## Records supplied

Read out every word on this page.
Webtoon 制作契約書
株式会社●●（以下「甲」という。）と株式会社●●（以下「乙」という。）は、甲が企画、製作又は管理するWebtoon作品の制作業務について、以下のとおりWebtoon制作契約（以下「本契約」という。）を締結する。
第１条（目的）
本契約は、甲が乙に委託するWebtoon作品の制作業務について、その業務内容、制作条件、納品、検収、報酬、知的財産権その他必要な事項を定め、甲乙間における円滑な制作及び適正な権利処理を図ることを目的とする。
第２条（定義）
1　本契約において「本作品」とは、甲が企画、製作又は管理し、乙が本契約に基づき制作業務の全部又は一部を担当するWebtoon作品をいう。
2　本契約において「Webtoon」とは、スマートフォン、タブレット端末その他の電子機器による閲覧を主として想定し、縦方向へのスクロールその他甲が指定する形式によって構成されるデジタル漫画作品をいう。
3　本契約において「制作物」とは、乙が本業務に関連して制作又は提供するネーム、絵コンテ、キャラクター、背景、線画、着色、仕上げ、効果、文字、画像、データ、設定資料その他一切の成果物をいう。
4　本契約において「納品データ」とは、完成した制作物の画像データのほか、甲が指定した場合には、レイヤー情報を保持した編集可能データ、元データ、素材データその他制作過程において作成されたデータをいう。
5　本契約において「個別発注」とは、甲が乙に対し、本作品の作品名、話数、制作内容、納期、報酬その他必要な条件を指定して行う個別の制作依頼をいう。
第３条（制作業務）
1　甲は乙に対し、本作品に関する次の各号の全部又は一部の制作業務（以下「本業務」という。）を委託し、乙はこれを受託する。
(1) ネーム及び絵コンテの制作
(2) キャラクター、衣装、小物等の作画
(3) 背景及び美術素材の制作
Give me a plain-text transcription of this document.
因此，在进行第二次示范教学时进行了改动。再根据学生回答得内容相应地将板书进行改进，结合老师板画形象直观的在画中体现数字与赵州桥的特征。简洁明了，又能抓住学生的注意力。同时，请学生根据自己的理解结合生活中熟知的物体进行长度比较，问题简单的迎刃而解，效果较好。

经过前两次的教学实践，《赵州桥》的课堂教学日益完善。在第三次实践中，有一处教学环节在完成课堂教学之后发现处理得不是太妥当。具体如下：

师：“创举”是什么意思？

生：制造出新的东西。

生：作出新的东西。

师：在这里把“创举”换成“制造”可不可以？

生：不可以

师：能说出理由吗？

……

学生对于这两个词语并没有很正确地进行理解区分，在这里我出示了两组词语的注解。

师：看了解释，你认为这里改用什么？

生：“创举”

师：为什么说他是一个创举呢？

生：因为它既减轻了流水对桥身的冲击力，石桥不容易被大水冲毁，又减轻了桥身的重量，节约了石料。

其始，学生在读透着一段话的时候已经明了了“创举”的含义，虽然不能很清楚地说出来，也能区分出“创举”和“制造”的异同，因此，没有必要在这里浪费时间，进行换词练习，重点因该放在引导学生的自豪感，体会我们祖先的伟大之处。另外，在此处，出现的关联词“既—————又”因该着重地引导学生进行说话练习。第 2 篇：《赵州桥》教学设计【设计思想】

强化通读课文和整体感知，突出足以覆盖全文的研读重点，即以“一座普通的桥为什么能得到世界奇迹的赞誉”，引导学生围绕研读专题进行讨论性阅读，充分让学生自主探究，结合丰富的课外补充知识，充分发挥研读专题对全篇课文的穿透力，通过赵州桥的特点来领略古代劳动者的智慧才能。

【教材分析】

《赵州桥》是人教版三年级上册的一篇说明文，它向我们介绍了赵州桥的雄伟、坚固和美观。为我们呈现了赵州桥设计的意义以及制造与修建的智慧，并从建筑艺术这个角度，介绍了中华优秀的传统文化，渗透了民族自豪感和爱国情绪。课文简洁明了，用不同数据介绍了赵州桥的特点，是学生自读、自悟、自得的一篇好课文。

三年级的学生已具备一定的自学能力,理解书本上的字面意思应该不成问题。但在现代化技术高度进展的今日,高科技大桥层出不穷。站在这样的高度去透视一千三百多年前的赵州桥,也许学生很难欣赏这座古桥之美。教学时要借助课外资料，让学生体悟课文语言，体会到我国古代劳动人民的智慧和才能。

## Exercise directions
Transcribe the material exactly as it reads.

## Response
Read out every word on this page.
Webtoon 制作契約書
株式会社●●（以下「甲」という。）と株式会社●●（以下「乙」という。）は、甲が企画、製作又は管理するWebtoon作品の制作業務について、以下のとおりWebtoon制作契約（以下「本契約」という。）を締結する。
第１条（目的）
本契約は、甲が乙に委託するWebtoon作品の制作業務について、その業務内容、制作条件、納品、検収、報酬、知的財産権その他必要な事項を定め、甲乙間における円滑な制作及び適正な権利処理を図ることを目的とする。
第２条（定義）
1　本契約において「本作品」とは、甲が企画、製作又は管理し、乙が本契約に基づき制作業務の全部又は一部を担当するWebtoon作品をいう。
2　本契約において「Webtoon」とは、スマートフォン、タブレット端末その他の電子機器による閲覧を主として想定し、縦方向へのスクロールその他甲が指定する形式によって構成されるデジタル漫画作品をいう。
3　本契約において「制作物」とは、乙が本業務に関連して制作又は提供するネーム、絵コンテ、キャラクター、背景、線画、着色、仕上げ、効果、文字、画像、データ、設定資料その他一切の成果物をいう。
4　本契約において「納品データ」とは、完成した制作物の画像データのほか、甲が指定した場合には、レイヤー情報を保持した編集可能データ、元データ、素材データその他制作過程において作成されたデータをいう。
5　本契約において「個別発注」とは、甲が乙に対し、本作品の作品名、話数、制作内容、納期、報酬その他必要な条件を指定して行う個別の制作依頼をいう。
第３条（制作業務）
1　甲は乙に対し、本作品に関する次の各号の全部又は一部の制作業務（以下「本業務」という。）を委託し、乙はこれを受託する。
(1) ネーム及び絵コンテの制作
(2) キャラクター、衣装、小物等の作画
(3) 背景及び美術素材の制作
Give me a plain-text transcription of this document.
因此，在进行第二次示范教学时进行了改动。再根据学生回答得内容相应地将板书进行改进，结合老师板画形象直观的在画中体现数字与赵州桥的特征。简洁明了，又能抓住学生的注意力。同时，请学生根据自己的理解结合生活中熟知的物体进行长度比较，问题简单的迎刃而解，效果较好。

经过前两次的教学实践，《赵州桥》的课堂教学日益完善。在第三次实践中，有一处教学环节在完成课堂教学之后发现处理得不是太妥当。具体如下：

师：“创举”是什么意思？

生：制造出新的东西。

生：作出新的东西。

师：在这里把“创举”换成“制造”可不可以？

生：不可以

师：能说出理由吗？

……

学生对于这两个词语并没有很正确地进行理解区分，在这里我出示了两组词语的注解。

师：看了解释，你认为这里改用什么？

生：“创举”

师：为什么说他是一个创举呢？

生：因为它既减轻了流水对桥身的冲击力，石桥不容易被大水冲毁，又减轻了桥身的重量，节约了石料。

其始，学生在读透着一段话的时候已经明了了“创举”的含义，虽然不能很清楚地说出来，也能区分出“创举”和“制造”的异同，因此，没有必要在这里浪费时间，进行换词练习，重点因该放在引导学生的自豪感，体会我们祖先的伟大之处。另外，在此处，出现的关联词“既—————又”因该着重地引导学生进行说话练习。第 2 篇：《赵州桥》教学设计【设计思想】

强化通读课文和整体感知，突出足以覆盖全文的研读重点，即以“一座普通的桥为什么能得到世界奇迹的赞誉”，引导学生围绕研读专题进行讨论性阅读，充分让学生自主探究，结合丰富的课外补充知识，充分发挥研读专题对全篇课文的穿透力，通过赵州桥的特点来领略古代劳动者的智慧才能。

【教材分析】

《赵州桥》是人教版三年级上册的一篇说明文，它向我们介绍了赵州桥的雄伟、坚固和美观。为我们呈现了赵州桥设计的意义以及制造与修建的智慧，并从建筑艺术这个角度，介绍了中华优秀的传统文化，渗透了民族自豪感和爱国情绪。课文简洁明了，用不同数据介绍了赵州桥的特点，是学生自读、自悟、自得的一篇好课文。

三年级的学生已具备一定的自学能力,理解书本上的字面意思应该不成问题。但在现代化技术高度进展的今日,高科技大桥层出不穷。站在这样的高度去透视一千三百多年前的赵州桥,也许学生很难欣赏这座古桥之美。教学时要借助课外资料，让学生体悟课文语言，体会到我国古代劳动人民的智慧和才能。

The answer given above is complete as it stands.